[ARTICLE]
European Geologist Journal 48

A field trip enhanced with ARTutor, an augmented reality educational platform


by M. Psychogiou1, K. Georgiou1, A. Antonarakou2 and H. Drinia2

Hellenic Ministry of Education, Athens, Greece

National and Kapodistrian University of Athens, Department of Geology and Geoenvironment, Athens, Greece



Field trips constitute a powerful educational tool, providing students with the opportunity to acquire authentic, hands-on experiences by direct contact with the natural environment. Technological advances, especially augmented reality (AR) applications, can add a whole new dimension to field trips. This paper discusses a field trip where secondary school students were asked to locate different rock formations on site from the pictures they had been given. By scanning these pictures with the ARTutor application on their mobile devices, they were given access to educational material (pictures, videos and text) loaded into the ARTutor platform. The instructional design and the application of this enriched field trip were evaluated by the students, who worked in groups combining information collected through ARTutor to complete activities.

[EXERCISE REQUIREMENTS]
1) Recast the paragraph of the article beginning "Field trips constitute a powerful educational tool" as a bulleted list that keeps its main facts.
2) Render this sentence from the article in Spanish: "Technological advances, especially augmented reality (AR) applications, can add a whole new dimension to field trips."
3) Quote the passage of the article between "Field trips constitute" and "to complete activities.", inclusive.
The listing is not needed for this work.

[LISTED RECORDS]
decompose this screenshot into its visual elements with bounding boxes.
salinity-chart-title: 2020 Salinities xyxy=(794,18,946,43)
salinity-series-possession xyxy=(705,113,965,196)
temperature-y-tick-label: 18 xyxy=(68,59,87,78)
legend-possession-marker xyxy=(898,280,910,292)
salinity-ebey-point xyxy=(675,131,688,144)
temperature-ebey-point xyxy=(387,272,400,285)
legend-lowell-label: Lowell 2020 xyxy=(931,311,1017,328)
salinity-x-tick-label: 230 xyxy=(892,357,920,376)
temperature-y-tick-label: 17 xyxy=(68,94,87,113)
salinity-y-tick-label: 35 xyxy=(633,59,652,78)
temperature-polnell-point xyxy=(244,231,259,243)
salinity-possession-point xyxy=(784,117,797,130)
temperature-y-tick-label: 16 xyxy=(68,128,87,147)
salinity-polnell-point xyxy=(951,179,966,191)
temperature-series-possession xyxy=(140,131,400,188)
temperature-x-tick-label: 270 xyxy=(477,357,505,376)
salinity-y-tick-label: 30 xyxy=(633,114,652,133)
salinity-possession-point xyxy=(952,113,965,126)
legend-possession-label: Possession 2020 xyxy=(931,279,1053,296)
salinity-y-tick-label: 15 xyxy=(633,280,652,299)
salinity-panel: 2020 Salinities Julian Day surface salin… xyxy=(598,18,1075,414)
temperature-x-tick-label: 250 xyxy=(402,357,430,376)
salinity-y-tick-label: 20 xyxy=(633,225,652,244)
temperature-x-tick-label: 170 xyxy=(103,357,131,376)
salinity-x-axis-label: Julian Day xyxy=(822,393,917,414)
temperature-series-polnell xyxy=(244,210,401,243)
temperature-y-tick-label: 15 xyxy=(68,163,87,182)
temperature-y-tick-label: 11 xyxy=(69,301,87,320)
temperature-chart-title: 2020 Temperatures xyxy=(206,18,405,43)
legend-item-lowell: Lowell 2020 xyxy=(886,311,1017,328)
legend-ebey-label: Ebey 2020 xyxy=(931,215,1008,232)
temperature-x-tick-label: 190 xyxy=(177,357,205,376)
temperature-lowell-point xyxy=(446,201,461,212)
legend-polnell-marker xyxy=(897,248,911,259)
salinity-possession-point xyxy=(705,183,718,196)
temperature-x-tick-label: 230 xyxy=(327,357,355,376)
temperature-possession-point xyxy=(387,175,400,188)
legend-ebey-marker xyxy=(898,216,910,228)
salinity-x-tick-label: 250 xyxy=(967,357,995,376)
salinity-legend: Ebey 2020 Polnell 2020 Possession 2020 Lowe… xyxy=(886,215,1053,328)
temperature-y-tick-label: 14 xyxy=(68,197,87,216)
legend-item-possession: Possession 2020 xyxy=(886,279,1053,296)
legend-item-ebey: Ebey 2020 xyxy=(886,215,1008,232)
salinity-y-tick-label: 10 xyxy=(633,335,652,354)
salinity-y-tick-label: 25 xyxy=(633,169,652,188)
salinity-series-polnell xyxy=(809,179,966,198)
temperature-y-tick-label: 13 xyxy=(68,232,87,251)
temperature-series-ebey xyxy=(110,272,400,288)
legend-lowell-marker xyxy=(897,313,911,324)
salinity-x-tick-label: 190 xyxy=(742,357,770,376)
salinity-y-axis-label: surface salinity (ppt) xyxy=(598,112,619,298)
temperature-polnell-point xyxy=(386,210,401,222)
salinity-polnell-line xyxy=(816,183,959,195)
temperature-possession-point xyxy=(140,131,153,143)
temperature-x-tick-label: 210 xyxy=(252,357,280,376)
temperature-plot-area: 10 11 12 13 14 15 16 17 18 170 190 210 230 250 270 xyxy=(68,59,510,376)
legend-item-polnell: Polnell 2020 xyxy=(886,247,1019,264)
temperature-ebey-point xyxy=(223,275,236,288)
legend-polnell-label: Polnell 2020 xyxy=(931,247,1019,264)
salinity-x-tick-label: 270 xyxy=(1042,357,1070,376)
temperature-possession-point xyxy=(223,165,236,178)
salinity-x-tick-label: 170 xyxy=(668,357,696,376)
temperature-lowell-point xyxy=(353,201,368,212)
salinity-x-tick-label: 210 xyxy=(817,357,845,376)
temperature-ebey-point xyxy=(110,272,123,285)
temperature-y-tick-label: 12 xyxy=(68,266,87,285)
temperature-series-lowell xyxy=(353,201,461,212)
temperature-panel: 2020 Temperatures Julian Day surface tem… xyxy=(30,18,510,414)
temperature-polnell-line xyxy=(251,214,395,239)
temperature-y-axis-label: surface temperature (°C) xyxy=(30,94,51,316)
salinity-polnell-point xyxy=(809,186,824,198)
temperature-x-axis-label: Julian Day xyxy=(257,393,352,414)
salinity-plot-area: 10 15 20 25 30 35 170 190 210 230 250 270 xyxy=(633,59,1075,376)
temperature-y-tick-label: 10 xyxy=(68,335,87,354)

[SOLVED PROBLEMS]
1)
- Field trips are a powerful educational tool that gives students authentic, hands-on experience through direct contact with the natural environment.
- Technological advances, especially augmented reality (AR) applications, can add a new dimension to field trips.
- In the field trip discussed, secondary school students had to locate different rock formations on site using pictures they had been given.
- Scanning these pictures with the ARTutor application on their mobile devices gave them access to educational material (pictures, videos and text) loaded into the ARTutor platform.
- Students worked in groups, combining information from ARTutor to complete activities, and evaluated the instructional design and application of the field trip.

2) Los avances tecnológicos, especialmente las aplicaciones de realidad aumentada (RA), pueden añadir una dimensión completamente nueva a las salidas de campo.

3)
Field trips constitute a powerful educational tool, providing students with the opportunity to acquire authentic, hands-on experiences by direct contact with the natural environment. Technological advances, especially augmented reality (AR) applications, can add a whole new dimension to field trips. This paper discusses a field trip where secondary school students were asked to locate different rock formations on site from the pictures they had been given. By scanning these pictures with the ARTutor application on their mobile devices, they were given access to educational material (pictures, videos and text) loaded into the ARTutor platform. The instructional design and the application of this enriched field trip were evaluated by the students, who worked in groups combining information collected through ARTutor to complete activities.